>> Start

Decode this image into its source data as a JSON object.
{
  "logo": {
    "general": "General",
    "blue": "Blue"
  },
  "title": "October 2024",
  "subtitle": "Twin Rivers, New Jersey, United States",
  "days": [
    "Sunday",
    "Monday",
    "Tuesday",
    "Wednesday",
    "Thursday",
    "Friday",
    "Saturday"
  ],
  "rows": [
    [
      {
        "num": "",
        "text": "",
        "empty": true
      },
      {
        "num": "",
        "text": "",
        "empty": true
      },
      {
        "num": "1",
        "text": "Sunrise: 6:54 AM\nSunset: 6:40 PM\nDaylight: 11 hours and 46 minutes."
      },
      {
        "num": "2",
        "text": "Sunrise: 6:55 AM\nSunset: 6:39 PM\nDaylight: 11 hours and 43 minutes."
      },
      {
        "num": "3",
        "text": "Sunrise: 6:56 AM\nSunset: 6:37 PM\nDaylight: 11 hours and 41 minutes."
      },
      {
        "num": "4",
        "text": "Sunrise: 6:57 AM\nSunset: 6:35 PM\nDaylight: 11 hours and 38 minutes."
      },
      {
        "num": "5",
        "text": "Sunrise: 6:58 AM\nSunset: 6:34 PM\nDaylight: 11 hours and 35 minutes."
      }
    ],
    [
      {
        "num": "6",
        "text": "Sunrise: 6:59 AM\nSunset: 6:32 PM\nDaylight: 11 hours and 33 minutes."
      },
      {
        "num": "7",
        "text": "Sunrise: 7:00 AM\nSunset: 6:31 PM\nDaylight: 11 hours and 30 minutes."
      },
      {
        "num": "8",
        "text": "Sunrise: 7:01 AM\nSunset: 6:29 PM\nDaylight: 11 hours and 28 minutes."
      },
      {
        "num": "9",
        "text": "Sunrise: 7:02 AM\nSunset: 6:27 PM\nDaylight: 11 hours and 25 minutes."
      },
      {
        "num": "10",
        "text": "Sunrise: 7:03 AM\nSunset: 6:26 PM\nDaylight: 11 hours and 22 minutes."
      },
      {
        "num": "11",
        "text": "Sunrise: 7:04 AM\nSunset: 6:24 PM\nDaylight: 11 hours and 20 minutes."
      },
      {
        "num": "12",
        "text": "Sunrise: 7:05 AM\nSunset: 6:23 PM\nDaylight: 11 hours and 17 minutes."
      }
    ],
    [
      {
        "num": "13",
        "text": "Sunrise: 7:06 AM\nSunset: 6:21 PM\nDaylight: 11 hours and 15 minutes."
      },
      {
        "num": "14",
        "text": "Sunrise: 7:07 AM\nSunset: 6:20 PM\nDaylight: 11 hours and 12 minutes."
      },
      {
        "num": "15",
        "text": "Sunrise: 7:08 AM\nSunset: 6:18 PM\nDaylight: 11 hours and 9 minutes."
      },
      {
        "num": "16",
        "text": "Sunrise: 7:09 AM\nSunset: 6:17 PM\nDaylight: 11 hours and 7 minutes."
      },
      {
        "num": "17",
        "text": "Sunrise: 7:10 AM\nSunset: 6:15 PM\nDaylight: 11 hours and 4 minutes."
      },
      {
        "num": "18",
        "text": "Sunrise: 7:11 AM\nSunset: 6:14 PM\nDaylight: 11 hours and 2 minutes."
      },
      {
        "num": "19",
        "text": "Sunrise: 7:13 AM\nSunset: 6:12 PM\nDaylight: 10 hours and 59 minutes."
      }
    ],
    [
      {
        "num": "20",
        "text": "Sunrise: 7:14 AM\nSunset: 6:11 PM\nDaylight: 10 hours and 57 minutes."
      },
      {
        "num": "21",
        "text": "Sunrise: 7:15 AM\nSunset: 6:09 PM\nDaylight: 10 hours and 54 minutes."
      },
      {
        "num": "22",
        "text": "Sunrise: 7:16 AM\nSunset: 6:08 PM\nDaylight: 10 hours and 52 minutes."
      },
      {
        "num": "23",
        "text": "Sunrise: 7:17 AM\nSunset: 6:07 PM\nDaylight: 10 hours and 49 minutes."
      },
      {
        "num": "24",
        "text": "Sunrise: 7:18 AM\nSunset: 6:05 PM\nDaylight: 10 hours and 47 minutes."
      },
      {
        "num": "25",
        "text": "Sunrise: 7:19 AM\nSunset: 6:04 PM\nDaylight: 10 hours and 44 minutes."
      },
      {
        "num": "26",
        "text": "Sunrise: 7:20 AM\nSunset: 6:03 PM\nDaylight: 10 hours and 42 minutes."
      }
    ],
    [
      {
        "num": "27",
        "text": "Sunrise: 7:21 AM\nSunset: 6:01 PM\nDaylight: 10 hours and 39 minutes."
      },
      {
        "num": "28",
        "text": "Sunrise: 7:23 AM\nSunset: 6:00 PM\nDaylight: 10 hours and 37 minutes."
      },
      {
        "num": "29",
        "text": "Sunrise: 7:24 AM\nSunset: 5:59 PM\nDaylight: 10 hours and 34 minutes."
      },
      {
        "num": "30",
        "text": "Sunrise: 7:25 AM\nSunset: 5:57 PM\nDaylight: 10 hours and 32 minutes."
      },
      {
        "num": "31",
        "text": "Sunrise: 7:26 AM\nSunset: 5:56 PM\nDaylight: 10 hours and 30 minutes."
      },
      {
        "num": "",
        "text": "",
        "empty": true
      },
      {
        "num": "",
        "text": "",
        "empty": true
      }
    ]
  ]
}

>> End

SHORT TASK>
Every record should be given again exactly.

SOLUTION TO THIS EXERCISE>
Decode this image into its source data as a JSON object.
{
  "logo": {
    "general": "General",
    "blue": "Blue"
  },
  "title": "October 2024",
  "subtitle": "Twin Rivers, New Jersey, United States",
  "days": [
    "Sunday",
    "Monday",
    "Tuesday",
    "Wednesday",
    "Thursday",
    "Friday",
    "Saturday"
  ],
  "rows": [
    [
      {
        "num": "",
        "text": "",
        "empty": true
      },
      {
        "num": "",
        "text": "",
        "empty": true
      },
      {
        "num": "1",
        "text": "Sunrise: 6:54 AM\nSunset: 6:40 PM\nDaylight: 11 hours and 46 minutes."
      },
      {
        "num": "2",
        "text": "Sunrise: 6:55 AM\nSunset: 6:39 PM\nDaylight: 11 hours and 43 minutes."
      },
      {
        "num": "3",
        "text": "Sunrise: 6:56 AM\nSunset: 6:37 PM\nDaylight: 11 hours and 41 minutes."
      },
      {
        "num": "4",
        "text": "Sunrise: 6:57 AM\nSunset: 6:35 PM\nDaylight: 11 hours and 38 minutes."
      },
      {
        "num": "5",
        "text": "Sunrise: 6:58 AM\nSunset: 6:34 PM\nDaylight: 11 hours and 35 minutes."
      }
    ],
    [
      {
        "num": "6",
        "text": "Sunrise: 6:59 AM\nSunset: 6:32 PM\nDaylight: 11 hours and 33 minutes."
      },
      {
        "num": "7",
        "text": "Sunrise: 7:00 AM\nSunset: 6:31 PM\nDaylight: 11 hours and 30 minutes."
      },
      {
        "num": "8",
        "text": "Sunrise: 7:01 AM\nSunset: 6:29 PM\nDaylight: 11 hours and 28 minutes."
      },
      {
        "num": "9",
        "text": "Sunrise: 7:02 AM\nSunset: 6:27 PM\nDaylight: 11 hours and 25 minutes."
      },
      {
        "num": "10",
        "text": "Sunrise: 7:03 AM\nSunset: 6:26 PM\nDaylight: 11 hours and 22 minutes."
      },
      {
        "num": "11",
        "text": "Sunrise: 7:04 AM\nSunset: 6:24 PM\nDaylight: 11 hours and 20 minutes."
      },
      {
        "num": "12",
        "text": "Sunrise: 7:05 AM\nSunset: 6:23 PM\nDaylight: 11 hours and 17 minutes."
      }
    ],
    [
      {
        "num": "13",
        "text": "Sunrise: 7:06 AM\nSunset: 6:21 PM\nDaylight: 11 hours and 15 minutes."
      },
      {
        "num": "14",
        "text": "Sunrise: 7:07 AM\nSunset: 6:20 PM\nDaylight: 11 hours and 12 minutes."
      },
      {
        "num": "15",
        "text": "Sunrise: 7:08 AM\nSunset: 6:18 PM\nDaylight: 11 hours and 9 minutes."
      },
      {
        "num": "16",
        "text": "Sunrise: 7:09 AM\nSunset: 6:17 PM\nDaylight: 11 hours and 7 minutes."
      },
      {
        "num": "17",
        "text": "Sunrise: 7:10 AM\nSunset: 6:15 PM\nDaylight: 11 hours and 4 minutes."
      },
      {
        "num": "18",
        "text": "Sunrise: 7:11 AM\nSunset: 6:14 PM\nDaylight: 11 hours and 2 minutes."
      },
      {
        "num": "19",
        "text": "Sunrise: 7:13 AM\nSunset: 6:12 PM\nDaylight: 10 hours and 59 minutes."
      }
    ],
    [
      {
        "num": "20",
        "text": "Sunrise: 7:14 AM\nSunset: 6:11 PM\nDaylight: 10 hours and 57 minutes."
      },
      {
        "num": "21",
        "text": "Sunrise: 7:15 AM\nSunset: 6:09 PM\nDaylight: 10 hours and 54 minutes."
      },
      {
        "num": "22",
        "text": "Sunrise: 7:16 AM\nSunset: 6:08 PM\nDaylight: 10 hours and 52 minutes."
      },
      {
        "num": "23",
        "text": "Sunrise: 7:17 AM\nSunset: 6:07 PM\nDaylight: 10 hours and 49 minutes."
      },
      {
        "num": "24",
        "text": "Sunrise: 7:18 AM\nSunset: 6:05 PM\nDaylight: 10 hours and 47 minutes."
      },
      {
        "num": "25",
        "text": "Sunrise: 7:19 AM\nSunset: 6:04 PM\nDaylight: 10 hours and 44 minutes."
      },
      {
        "num": "26",
        "text": "Sunrise: 7:20 AM\nSunset: 6:03 PM\nDaylight: 10 hours and 42 minutes."
      }
    ],
    [
      {
        "num": "27",
        "text": "Sunrise: 7:21 AM\nSunset: 6:01 PM\nDaylight: 10 hours and 39 minutes."
      },
      {
        "num": "28",
        "text": "Sunrise: 7:23 AM\nSunset: 6:00 PM\nDaylight: 10 hours and 37 minutes."
      },
      {
        "num": "29",
        "text": "Sunrise: 7:24 AM\nSunset: 5:59 PM\nDaylight: 10 hours and 34 minutes."
      },
      {
        "num": "30",
        "text": "Sunrise: 7:25 AM\nSunset: 5:57 PM\nDaylight: 10 hours and 32 minutes."
      },
      {
        "num": "31",
        "text": "Sunrise: 7:26 AM\nSunset: 5:56 PM\nDaylight: 10 hours and 30 minutes."
      },
      {
        "num": "",
        "text": "",
        "empty": true
      },
      {
        "num": "",
        "text": "",
        "empty": true
      }
    ]
  ]
}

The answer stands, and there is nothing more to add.